* SHORT EXERCISE *
Emit the entire listing verbatim.

* MATERIAL SUPPLIED *
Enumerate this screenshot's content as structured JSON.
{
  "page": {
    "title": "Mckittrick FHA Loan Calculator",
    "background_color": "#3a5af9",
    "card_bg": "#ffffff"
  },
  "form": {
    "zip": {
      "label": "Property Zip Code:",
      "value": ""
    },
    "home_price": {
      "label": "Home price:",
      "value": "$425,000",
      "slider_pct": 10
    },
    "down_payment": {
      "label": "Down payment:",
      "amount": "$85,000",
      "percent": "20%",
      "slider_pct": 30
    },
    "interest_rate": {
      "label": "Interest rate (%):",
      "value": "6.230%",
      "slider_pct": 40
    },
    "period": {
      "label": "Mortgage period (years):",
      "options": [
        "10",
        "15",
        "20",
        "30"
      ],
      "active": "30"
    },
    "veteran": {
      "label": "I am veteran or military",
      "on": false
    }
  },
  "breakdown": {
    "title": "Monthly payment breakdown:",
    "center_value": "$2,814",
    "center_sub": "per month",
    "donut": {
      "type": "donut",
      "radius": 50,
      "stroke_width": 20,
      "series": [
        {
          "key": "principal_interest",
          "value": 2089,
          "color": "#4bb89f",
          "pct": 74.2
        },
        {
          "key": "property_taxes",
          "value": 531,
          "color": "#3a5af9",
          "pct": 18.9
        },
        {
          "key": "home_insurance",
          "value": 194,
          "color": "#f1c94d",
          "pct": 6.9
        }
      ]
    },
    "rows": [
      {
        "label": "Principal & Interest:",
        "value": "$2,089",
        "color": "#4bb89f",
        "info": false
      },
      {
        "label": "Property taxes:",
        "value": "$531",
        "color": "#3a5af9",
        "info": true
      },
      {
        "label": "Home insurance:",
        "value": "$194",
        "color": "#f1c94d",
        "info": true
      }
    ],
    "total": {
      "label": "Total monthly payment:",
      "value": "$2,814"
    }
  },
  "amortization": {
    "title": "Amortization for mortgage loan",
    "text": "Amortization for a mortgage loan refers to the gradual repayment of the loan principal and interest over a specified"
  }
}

* ANSWER FOR THIS EXERCISE *
Enumerate this screenshot's content as structured JSON.
{
  "page": {
    "title": "Mckittrick FHA Loan Calculator",
    "background_color": "#3a5af9",
    "card_bg": "#ffffff"
  },
  "form": {
    "zip": {
      "label": "Property Zip Code:",
      "value": ""
    },
    "home_price": {
      "label": "Home price:",
      "value": "$425,000",
      "slider_pct": 10
    },
    "down_payment": {
      "label": "Down payment:",
      "amount": "$85,000",
      "percent": "20%",
      "slider_pct": 30
    },
    "interest_rate": {
      "label": "Interest rate (%):",
      "value": "6.230%",
      "slider_pct": 40
    },
    "period": {
      "label": "Mortgage period (years):",
      "options": [
        "10",
        "15",
        "20",
        "30"
      ],
      "active": "30"
    },
    "veteran": {
      "label": "I am veteran or military",
      "on": false
    }
  },
  "breakdown": {
    "title": "Monthly payment breakdown:",
    "center_value": "$2,814",
    "center_sub": "per month",
    "donut": {
      "type": "donut",
      "radius": 50,
      "stroke_width": 20,
      "series": [
        {
          "key": "principal_interest",
          "value": 2089,
          "color": "#4bb89f",
          "pct": 74.2
        },
        {
          "key": "property_taxes",
          "value": 531,
          "color": "#3a5af9",
          "pct": 18.9
        },
        {
          "key": "home_insurance",
          "value": 194,
          "color": "#f1c94d",
          "pct": 6.9
        }
      ]
    },
    "rows": [
      {
        "label": "Principal & Interest:",
        "value": "$2,089",
        "color": "#4bb89f",
        "info": false
      },
      {
        "label": "Property taxes:",
        "value": "$531",
        "color": "#3a5af9",
        "info": true
      },
      {
        "label": "Home insurance:",
        "value": "$194",
        "color": "#f1c94d",
        "info": true
      }
    ],
    "total": {
      "label": "Total monthly payment:",
      "value": "$2,814"
    }
  },
  "amortization": {
    "title": "Amortization for mortgage loan",
    "text": "Amortization for a mortgage loan refers to the gradual repayment of the loan principal and interest over a specified"
  }
}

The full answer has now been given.